#### Supplied material
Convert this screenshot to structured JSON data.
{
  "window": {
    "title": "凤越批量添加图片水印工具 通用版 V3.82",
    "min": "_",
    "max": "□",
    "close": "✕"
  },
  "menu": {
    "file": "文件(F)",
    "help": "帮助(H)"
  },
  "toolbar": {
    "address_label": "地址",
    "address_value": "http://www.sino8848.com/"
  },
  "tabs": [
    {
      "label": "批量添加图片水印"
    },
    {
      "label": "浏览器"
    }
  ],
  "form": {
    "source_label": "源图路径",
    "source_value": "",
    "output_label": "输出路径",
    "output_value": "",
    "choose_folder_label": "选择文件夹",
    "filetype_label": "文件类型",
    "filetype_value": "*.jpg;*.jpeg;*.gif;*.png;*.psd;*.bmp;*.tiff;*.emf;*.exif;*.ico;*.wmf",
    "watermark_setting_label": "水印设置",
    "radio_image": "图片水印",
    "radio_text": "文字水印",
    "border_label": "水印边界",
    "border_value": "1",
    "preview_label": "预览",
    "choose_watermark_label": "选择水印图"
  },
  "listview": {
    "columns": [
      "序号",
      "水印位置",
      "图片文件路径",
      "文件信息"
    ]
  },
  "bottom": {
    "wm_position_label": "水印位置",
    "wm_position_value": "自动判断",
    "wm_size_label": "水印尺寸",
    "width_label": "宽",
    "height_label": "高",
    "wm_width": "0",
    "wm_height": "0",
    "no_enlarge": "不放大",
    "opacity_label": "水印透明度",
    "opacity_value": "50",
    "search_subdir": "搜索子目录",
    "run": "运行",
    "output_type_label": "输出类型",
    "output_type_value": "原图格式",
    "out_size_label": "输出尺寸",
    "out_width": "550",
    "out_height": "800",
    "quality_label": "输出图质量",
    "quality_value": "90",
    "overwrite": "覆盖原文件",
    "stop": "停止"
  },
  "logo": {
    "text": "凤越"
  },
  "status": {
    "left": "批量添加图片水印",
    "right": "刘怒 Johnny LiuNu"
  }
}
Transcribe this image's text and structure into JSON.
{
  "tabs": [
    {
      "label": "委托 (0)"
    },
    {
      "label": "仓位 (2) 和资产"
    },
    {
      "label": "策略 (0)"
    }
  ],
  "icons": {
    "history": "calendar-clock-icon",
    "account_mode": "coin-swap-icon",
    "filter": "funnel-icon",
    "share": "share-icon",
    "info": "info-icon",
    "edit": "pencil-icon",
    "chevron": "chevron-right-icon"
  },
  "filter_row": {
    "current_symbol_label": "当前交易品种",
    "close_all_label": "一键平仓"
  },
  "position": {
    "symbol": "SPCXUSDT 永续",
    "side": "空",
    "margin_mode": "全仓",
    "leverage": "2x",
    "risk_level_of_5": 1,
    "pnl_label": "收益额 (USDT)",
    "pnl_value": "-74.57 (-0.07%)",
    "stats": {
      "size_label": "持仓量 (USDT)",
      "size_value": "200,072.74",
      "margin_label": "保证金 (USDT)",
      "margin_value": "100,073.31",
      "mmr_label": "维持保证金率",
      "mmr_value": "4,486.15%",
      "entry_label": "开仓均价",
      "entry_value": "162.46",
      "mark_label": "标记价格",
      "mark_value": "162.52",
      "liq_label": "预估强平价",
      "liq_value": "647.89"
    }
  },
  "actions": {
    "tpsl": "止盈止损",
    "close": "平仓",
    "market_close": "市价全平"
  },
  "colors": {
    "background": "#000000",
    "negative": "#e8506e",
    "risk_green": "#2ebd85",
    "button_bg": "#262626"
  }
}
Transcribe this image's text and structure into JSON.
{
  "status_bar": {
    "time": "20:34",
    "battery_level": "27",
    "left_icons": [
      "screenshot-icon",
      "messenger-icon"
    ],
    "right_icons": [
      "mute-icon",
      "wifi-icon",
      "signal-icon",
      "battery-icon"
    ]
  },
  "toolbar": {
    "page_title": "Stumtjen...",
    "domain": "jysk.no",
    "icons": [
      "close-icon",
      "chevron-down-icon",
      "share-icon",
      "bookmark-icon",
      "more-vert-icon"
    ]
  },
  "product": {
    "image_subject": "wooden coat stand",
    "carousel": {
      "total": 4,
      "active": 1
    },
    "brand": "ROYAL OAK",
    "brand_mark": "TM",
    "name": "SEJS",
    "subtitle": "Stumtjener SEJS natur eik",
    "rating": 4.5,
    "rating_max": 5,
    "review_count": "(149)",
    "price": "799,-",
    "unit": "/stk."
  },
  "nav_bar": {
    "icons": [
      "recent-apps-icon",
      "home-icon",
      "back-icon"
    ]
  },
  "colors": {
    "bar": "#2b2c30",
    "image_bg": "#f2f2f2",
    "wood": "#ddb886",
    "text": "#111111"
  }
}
########
__Exercise details__.
Quote each line above in full, word for word.

__Completed exercise__.
Convert this screenshot to structured JSON data.
{
  "window": {
    "title": "凤越批量添加图片水印工具 通用版 V3.82",
    "min": "_",
    "max": "□",
    "close": "✕"
  },
  "menu": {
    "file": "文件(F)",
    "help": "帮助(H)"
  },
  "toolbar": {
    "address_label": "地址",
    "address_value": "http://www.sino8848.com/"
  },
  "tabs": [
    {
      "label": "批量添加图片水印"
    },
    {
      "label": "浏览器"
    }
  ],
  "form": {
    "source_label": "源图路径",
    "source_value": "",
    "output_label": "输出路径",
    "output_value": "",
    "choose_folder_label": "选择文件夹",
    "filetype_label": "文件类型",
    "filetype_value": "*.jpg;*.jpeg;*.gif;*.png;*.psd;*.bmp;*.tiff;*.emf;*.exif;*.ico;*.wmf",
    "watermark_setting_label": "水印设置",
    "radio_image": "图片水印",
    "radio_text": "文字水印",
    "border_label": "水印边界",
    "border_value": "1",
    "preview_label": "预览",
    "choose_watermark_label": "选择水印图"
  },
  "listview": {
    "columns": [
      "序号",
      "水印位置",
      "图片文件路径",
      "文件信息"
    ]
  },
  "bottom": {
    "wm_position_label": "水印位置",
    "wm_position_value": "自动判断",
    "wm_size_label": "水印尺寸",
    "width_label": "宽",
    "height_label": "高",
    "wm_width": "0",
    "wm_height": "0",
    "no_enlarge": "不放大",
    "opacity_label": "水印透明度",
    "opacity_value": "50",
    "search_subdir": "搜索子目录",
    "run": "运行",
    "output_type_label": "输出类型",
    "output_type_value": "原图格式",
    "out_size_label": "输出尺寸",
    "out_width": "550",
    "out_height": "800",
    "quality_label": "输出图质量",
    "quality_value": "90",
    "overwrite": "覆盖原文件",
    "stop": "停止"
  },
  "logo": {
    "text": "凤越"
  },
  "status": {
    "left": "批量添加图片水印",
    "right": "刘怒 Johnny LiuNu"
  }
}
Transcribe this image's text and structure into JSON.
{
  "tabs": [
    {
      "label": "委托 (0)"
    },
    {
      "label": "仓位 (2) 和资产"
    },
    {
      "label": "策略 (0)"
    }
  ],
  "icons": {
    "history": "calendar-clock-icon",
    "account_mode": "coin-swap-icon",
    "filter": "funnel-icon",
    "share": "share-icon",
    "info": "info-icon",
    "edit": "pencil-icon",
    "chevron": "chevron-right-icon"
  },
  "filter_row": {
    "current_symbol_label": "当前交易品种",
    "close_all_label": "一键平仓"
  },
  "position": {
    "symbol": "SPCXUSDT 永续",
    "side": "空",
    "margin_mode": "全仓",
    "leverage": "2x",
    "risk_level_of_5": 1,
    "pnl_label": "收益额 (USDT)",
    "pnl_value": "-74.57 (-0.07%)",
    "stats": {
      "size_label": "持仓量 (USDT)",
      "size_value": "200,072.74",
      "margin_label": "保证金 (USDT)",
      "margin_value": "100,073.31",
      "mmr_label": "维持保证金率",
      "mmr_value": "4,486.15%",
      "entry_label": "开仓均价",
      "entry_value": "162.46",
      "mark_label": "标记价格",
      "mark_value": "162.52",
      "liq_label": "预估强平价",
      "liq_value": "647.89"
    }
  },
  "actions": {
    "tpsl": "止盈止损",
    "close": "平仓",
    "market_close": "市价全平"
  },
  "colors": {
    "background": "#000000",
    "negative": "#e8506e",
    "risk_green": "#2ebd85",
    "button_bg": "#262626"
  }
}
Transcribe this image's text and structure into JSON.
{
  "status_bar": {
    "time": "20:34",
    "battery_level": "27",
    "left_icons": [
      "screenshot-icon",
      "messenger-icon"
    ],
    "right_icons": [
      "mute-icon",
      "wifi-icon",
      "signal-icon",
      "battery-icon"
    ]
  },
  "toolbar": {
    "page_title": "Stumtjen...",
    "domain": "jysk.no",
    "icons": [
      "close-icon",
      "chevron-down-icon",
      "share-icon",
      "bookmark-icon",
      "more-vert-icon"
    ]
  },
  "product": {
    "image_subject": "wooden coat stand",
    "carousel": {
      "total": 4,
      "active": 1
    },
    "brand": "ROYAL OAK",
    "brand_mark": "TM",
    "name": "SEJS",
    "subtitle": "Stumtjener SEJS natur eik",
    "rating": 4.5,
    "rating_max": 5,
    "review_count": "(149)",
    "price": "799,-",
    "unit": "/stk."
  },
  "nav_bar": {
    "icons": [
      "recent-apps-icon",
      "home-icon",
      "back-icon"
    ]
  },
  "colors": {
    "bar": "#2b2c30",
    "image_bg": "#f2f2f2",
    "wood": "#ddb886",
    "text": "#111111"
  }
}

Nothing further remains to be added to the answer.